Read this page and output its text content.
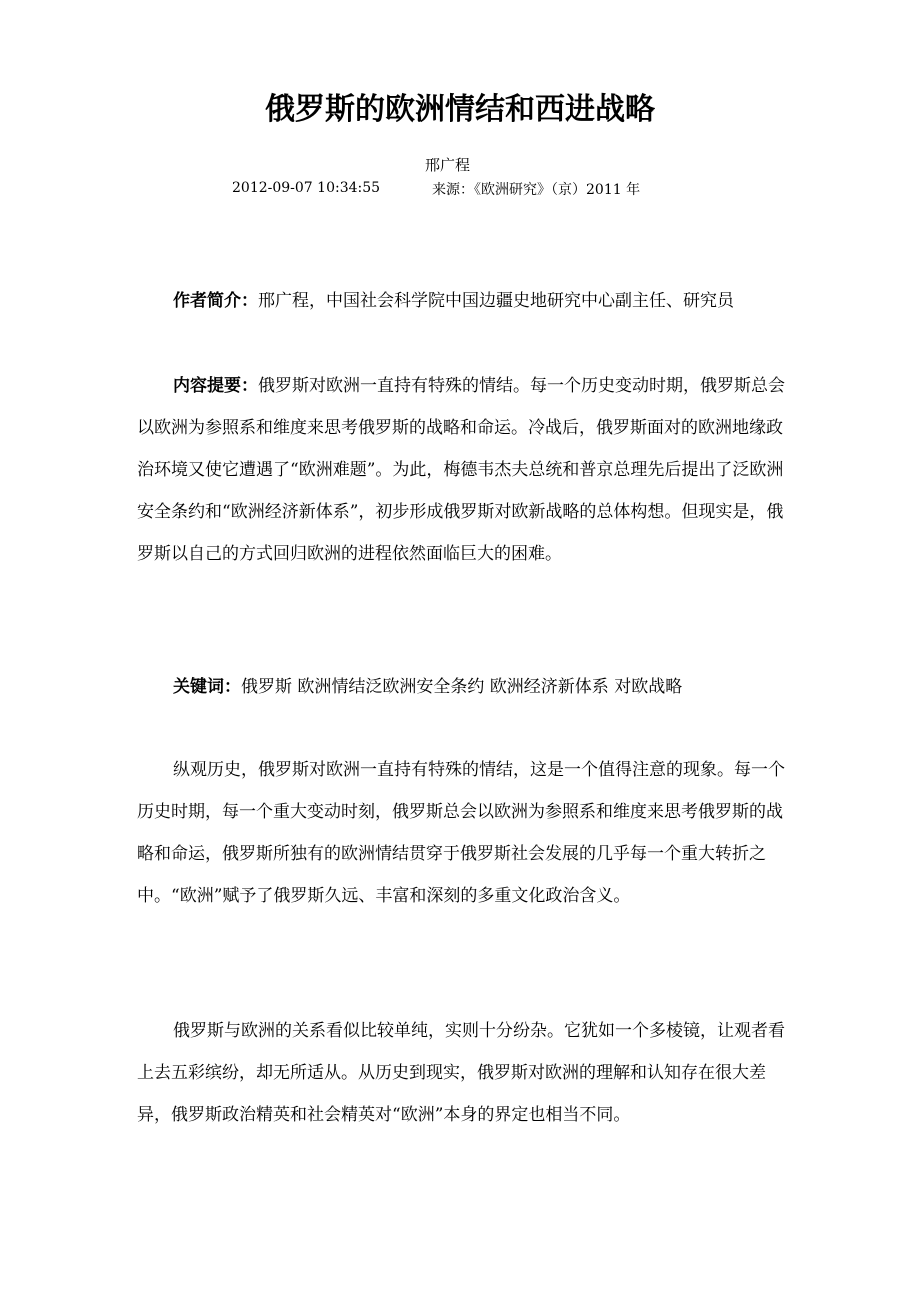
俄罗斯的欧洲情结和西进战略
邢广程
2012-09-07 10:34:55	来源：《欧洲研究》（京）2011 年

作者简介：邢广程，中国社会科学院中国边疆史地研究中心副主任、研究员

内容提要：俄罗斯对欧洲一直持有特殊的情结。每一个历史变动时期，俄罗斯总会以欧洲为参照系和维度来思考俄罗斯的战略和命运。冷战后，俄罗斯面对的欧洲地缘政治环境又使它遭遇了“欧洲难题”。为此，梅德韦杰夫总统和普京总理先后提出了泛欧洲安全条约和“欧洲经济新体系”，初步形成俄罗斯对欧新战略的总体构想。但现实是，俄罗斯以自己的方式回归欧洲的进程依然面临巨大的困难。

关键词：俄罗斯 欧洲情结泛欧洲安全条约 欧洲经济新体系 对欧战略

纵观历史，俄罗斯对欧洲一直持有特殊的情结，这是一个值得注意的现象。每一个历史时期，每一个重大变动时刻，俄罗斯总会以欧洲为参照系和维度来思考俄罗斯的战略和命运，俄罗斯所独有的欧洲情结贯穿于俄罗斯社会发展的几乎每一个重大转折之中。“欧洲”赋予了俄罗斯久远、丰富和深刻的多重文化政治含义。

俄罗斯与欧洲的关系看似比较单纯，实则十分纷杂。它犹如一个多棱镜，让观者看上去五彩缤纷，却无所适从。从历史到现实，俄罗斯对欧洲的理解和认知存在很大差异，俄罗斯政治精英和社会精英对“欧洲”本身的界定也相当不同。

* * *

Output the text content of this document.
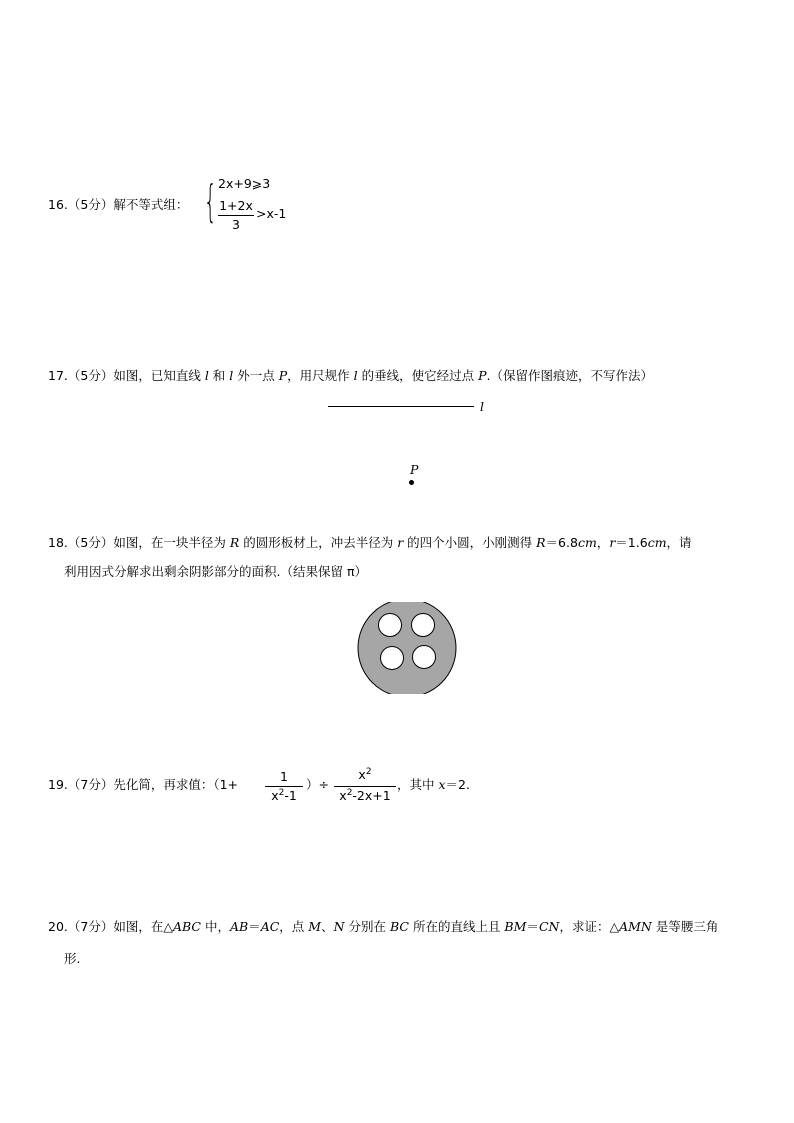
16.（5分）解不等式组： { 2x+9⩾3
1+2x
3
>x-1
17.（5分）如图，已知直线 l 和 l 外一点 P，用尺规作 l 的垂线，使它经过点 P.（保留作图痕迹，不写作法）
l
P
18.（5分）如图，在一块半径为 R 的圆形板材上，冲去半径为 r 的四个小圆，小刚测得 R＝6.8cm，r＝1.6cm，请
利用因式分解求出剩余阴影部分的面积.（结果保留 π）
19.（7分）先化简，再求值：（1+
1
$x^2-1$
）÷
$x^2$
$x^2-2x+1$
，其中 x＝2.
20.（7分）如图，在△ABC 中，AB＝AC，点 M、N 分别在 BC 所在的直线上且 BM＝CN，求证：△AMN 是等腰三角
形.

---

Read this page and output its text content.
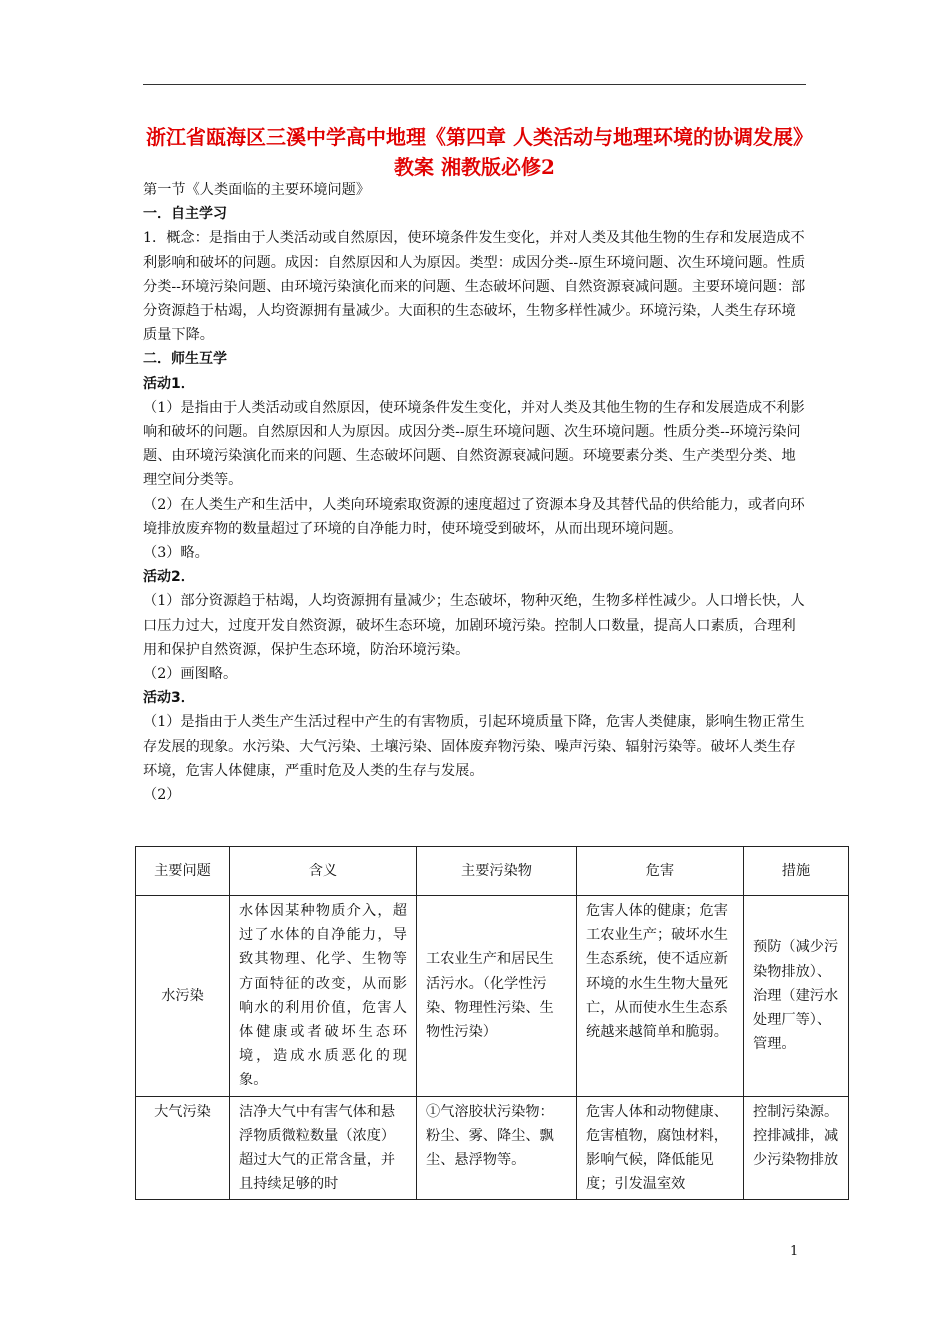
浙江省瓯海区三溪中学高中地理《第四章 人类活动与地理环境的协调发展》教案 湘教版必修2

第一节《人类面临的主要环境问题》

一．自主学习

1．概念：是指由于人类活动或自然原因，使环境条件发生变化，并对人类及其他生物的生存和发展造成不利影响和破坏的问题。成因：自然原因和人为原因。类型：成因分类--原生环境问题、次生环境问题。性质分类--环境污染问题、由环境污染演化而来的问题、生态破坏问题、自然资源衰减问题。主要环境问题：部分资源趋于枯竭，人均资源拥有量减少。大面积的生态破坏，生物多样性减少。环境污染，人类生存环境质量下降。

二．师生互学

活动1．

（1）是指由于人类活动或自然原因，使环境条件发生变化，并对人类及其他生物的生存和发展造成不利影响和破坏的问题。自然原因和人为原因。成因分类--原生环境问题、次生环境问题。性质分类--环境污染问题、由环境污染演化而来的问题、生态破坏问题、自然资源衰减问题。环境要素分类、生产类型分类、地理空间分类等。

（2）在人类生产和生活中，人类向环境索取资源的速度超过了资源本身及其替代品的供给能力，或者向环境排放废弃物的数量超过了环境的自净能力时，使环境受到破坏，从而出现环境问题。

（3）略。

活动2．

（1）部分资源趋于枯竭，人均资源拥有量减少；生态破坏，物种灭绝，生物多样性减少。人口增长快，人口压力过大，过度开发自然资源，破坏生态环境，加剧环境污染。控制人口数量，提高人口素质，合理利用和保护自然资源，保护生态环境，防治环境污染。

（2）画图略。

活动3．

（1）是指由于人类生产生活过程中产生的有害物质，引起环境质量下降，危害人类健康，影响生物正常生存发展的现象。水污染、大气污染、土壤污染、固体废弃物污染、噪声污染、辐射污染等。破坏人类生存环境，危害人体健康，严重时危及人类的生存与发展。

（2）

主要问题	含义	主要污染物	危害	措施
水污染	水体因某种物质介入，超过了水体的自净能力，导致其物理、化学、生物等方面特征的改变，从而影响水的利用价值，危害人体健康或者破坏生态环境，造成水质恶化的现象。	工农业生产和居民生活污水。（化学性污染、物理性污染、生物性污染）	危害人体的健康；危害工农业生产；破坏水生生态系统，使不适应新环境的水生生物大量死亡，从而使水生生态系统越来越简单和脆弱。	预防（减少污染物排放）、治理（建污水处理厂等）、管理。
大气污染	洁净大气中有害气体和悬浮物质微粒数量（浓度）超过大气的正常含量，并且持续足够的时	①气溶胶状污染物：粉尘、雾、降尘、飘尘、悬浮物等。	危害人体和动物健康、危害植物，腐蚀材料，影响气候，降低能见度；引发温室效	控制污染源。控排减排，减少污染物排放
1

• _What is asked_:
Gather each line of the listing containing the word "俄罗斯对欧洲一直持有特殊的情结" and show it.

• _Reply to the exercise_:
内容提要：俄罗斯对欧洲一直持有特殊的情结。每一个历史变动时期，俄罗斯总会以欧洲为参照系和维度来思考俄罗斯的战略和命运。冷战后，俄罗斯面对的欧洲地缘政治环境又使它遭遇了“欧洲难题”。为此，梅德韦杰夫总统和普京总理先后提出了泛欧洲安全条约和“欧洲经济新体系”，初步形成俄罗斯对欧新战略的总体构想。但现实是，俄罗斯以自己的方式回归欧洲的进程依然面临巨大的困难。
纵观历史，俄罗斯对欧洲一直持有特殊的情结，这是一个值得注意的现象。每一个历史时期，每一个重大变动时刻，俄罗斯总会以欧洲为参照系和维度来思考俄罗斯的战略和命运，俄罗斯所独有的欧洲情结贯穿于俄罗斯社会发展的几乎每一个重大转折之中。“欧洲”赋予了俄罗斯久远、丰富和深刻的多重文化政治含义。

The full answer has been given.